> _What you have to do_
Determine how many lines contain the string "Universal". Respond with that number and nothing more.

--

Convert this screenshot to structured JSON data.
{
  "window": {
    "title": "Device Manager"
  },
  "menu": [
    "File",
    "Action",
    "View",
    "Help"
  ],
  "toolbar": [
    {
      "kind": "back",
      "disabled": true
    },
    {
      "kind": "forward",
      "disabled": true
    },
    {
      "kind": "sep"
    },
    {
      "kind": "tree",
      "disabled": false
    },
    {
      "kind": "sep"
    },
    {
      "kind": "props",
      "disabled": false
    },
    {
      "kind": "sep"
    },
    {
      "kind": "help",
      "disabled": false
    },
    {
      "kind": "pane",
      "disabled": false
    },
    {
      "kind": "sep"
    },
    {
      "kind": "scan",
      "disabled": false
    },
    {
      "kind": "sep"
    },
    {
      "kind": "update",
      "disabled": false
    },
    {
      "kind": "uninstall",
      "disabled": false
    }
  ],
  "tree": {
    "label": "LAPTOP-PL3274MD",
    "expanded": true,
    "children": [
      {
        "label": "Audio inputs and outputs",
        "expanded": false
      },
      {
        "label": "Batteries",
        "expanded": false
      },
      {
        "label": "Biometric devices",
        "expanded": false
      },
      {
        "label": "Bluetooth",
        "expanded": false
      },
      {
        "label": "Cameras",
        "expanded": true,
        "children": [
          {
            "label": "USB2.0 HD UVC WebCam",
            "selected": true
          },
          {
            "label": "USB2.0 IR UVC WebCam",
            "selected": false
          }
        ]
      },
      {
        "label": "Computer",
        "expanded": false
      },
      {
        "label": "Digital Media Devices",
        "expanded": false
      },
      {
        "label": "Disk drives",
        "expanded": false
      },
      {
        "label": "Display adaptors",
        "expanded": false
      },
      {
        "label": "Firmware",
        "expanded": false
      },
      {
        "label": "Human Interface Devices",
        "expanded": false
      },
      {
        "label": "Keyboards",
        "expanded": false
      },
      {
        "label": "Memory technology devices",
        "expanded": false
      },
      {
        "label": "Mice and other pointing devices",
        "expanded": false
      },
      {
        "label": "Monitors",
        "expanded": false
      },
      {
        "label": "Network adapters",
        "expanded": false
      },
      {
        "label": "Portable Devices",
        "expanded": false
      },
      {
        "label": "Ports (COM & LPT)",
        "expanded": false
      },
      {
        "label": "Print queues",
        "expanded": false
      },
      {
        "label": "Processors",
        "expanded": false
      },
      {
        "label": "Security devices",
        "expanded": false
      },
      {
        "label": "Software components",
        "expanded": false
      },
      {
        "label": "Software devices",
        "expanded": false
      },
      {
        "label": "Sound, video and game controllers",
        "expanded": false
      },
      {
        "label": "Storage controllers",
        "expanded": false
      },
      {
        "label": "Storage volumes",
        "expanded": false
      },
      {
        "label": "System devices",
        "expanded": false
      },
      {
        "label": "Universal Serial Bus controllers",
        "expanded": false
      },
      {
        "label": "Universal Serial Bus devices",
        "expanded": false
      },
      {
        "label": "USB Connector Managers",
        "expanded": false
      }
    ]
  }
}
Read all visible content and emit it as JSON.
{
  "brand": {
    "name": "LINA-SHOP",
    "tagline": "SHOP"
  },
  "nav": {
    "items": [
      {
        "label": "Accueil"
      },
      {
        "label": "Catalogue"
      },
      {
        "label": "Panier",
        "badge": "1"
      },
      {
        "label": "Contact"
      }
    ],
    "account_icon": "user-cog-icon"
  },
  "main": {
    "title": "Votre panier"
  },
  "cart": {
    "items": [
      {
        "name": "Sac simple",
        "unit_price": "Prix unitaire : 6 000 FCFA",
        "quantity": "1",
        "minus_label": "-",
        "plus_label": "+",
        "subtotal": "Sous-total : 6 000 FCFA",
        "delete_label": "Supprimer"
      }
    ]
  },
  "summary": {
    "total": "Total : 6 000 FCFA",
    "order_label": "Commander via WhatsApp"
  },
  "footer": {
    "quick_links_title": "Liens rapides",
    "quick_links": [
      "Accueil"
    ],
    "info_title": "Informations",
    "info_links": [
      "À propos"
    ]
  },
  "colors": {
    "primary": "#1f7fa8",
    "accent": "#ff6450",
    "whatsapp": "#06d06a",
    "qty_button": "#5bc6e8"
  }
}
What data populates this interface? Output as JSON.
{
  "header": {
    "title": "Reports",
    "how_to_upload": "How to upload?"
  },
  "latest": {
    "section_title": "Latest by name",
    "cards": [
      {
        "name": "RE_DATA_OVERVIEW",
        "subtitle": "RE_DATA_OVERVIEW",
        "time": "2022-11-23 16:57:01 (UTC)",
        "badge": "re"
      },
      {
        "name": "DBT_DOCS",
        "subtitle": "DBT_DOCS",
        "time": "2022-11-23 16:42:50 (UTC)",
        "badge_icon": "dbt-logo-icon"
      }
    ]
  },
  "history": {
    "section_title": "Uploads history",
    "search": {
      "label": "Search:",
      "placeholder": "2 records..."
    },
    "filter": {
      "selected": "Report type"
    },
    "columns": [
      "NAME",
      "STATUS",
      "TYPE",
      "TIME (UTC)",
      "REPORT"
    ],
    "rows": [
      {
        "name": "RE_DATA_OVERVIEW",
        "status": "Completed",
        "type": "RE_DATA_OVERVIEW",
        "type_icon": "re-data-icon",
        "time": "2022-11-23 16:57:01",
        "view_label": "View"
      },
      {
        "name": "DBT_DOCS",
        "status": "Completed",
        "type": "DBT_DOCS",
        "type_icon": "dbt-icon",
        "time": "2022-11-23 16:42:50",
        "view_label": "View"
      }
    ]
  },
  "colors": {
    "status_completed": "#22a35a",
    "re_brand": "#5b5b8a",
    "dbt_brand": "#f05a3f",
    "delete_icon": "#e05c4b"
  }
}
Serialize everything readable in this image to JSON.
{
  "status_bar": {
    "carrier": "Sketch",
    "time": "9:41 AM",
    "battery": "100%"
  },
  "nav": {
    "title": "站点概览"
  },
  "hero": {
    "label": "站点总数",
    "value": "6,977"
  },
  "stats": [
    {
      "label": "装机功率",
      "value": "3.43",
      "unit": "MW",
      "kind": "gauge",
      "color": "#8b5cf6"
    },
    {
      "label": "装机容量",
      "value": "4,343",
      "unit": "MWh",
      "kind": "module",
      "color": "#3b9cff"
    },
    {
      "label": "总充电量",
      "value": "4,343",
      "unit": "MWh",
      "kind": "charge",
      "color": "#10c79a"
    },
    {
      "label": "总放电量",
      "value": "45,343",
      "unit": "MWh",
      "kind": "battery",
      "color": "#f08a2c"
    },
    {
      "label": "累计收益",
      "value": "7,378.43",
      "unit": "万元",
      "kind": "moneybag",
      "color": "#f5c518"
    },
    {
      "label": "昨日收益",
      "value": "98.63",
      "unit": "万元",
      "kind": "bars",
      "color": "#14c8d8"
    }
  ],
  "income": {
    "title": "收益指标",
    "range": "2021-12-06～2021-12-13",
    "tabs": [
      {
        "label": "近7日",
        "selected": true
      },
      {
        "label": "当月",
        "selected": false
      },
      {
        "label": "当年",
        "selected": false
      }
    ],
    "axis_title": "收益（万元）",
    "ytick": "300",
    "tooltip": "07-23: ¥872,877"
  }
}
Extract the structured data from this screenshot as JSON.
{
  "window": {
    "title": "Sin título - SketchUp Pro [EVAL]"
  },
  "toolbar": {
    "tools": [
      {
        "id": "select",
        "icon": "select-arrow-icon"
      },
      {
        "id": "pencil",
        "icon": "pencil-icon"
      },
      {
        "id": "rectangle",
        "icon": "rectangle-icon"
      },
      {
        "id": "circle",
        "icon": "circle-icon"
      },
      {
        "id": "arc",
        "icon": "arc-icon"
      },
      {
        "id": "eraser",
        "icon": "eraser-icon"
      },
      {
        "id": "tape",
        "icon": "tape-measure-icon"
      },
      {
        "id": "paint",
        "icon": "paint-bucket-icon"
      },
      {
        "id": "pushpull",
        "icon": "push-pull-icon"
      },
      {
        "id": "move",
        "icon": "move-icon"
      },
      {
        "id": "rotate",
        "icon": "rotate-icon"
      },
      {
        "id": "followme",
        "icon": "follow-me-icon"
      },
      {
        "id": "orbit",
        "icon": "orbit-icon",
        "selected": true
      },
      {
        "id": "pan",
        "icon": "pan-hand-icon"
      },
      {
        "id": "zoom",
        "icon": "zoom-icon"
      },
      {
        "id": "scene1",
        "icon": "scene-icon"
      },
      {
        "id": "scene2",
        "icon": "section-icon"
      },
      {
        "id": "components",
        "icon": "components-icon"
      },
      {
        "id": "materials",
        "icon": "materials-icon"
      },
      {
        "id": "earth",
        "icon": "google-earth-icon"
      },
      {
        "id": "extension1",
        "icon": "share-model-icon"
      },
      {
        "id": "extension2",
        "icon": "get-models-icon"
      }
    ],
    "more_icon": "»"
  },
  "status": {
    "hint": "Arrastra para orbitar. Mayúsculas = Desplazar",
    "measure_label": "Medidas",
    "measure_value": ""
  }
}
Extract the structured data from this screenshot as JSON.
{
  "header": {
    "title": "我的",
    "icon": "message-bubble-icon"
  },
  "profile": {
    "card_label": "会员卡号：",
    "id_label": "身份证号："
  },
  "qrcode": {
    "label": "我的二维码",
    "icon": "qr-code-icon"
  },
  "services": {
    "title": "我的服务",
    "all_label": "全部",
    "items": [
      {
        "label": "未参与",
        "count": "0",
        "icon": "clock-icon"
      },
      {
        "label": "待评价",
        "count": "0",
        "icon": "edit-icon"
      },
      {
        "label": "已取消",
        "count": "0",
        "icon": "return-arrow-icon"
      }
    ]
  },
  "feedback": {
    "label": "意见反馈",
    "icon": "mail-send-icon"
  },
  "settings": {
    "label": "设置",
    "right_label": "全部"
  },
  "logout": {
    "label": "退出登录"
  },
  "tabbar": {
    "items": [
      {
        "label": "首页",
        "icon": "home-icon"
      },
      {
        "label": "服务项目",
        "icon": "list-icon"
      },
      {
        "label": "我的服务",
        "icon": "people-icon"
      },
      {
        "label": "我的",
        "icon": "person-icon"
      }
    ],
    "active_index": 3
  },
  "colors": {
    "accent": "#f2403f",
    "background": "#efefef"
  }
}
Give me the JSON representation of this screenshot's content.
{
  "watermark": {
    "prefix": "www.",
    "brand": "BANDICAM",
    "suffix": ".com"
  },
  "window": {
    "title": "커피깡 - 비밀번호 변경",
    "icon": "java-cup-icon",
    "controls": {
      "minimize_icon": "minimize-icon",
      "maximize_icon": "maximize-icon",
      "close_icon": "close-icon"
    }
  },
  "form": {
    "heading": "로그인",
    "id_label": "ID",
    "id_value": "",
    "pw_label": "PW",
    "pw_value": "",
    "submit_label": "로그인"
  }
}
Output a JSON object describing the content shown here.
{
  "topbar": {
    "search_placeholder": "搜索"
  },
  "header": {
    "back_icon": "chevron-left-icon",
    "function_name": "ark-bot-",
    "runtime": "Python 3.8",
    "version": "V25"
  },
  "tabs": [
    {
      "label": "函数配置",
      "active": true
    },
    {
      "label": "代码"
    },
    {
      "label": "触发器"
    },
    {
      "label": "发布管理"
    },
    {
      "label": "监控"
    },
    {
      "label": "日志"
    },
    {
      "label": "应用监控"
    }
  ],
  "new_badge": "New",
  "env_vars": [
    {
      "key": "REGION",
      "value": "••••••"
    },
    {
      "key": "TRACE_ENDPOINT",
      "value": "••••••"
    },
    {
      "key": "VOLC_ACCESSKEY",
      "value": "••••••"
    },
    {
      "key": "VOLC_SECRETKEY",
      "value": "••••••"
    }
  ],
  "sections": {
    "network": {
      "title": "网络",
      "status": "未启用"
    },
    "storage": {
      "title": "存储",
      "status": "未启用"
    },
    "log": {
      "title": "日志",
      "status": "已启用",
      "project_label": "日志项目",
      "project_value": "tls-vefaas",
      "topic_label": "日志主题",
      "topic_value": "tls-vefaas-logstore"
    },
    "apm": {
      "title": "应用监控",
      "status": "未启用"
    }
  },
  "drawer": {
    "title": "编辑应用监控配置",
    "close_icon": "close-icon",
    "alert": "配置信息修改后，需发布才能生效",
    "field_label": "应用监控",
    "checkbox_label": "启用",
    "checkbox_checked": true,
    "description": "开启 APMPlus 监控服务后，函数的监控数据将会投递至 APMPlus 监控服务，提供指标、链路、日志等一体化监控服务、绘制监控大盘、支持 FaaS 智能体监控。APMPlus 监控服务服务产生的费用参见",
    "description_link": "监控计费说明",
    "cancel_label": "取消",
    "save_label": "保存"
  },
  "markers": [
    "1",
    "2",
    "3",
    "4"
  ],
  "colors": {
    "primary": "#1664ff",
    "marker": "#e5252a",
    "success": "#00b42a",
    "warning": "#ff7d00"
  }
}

--

> _Result of the task_
2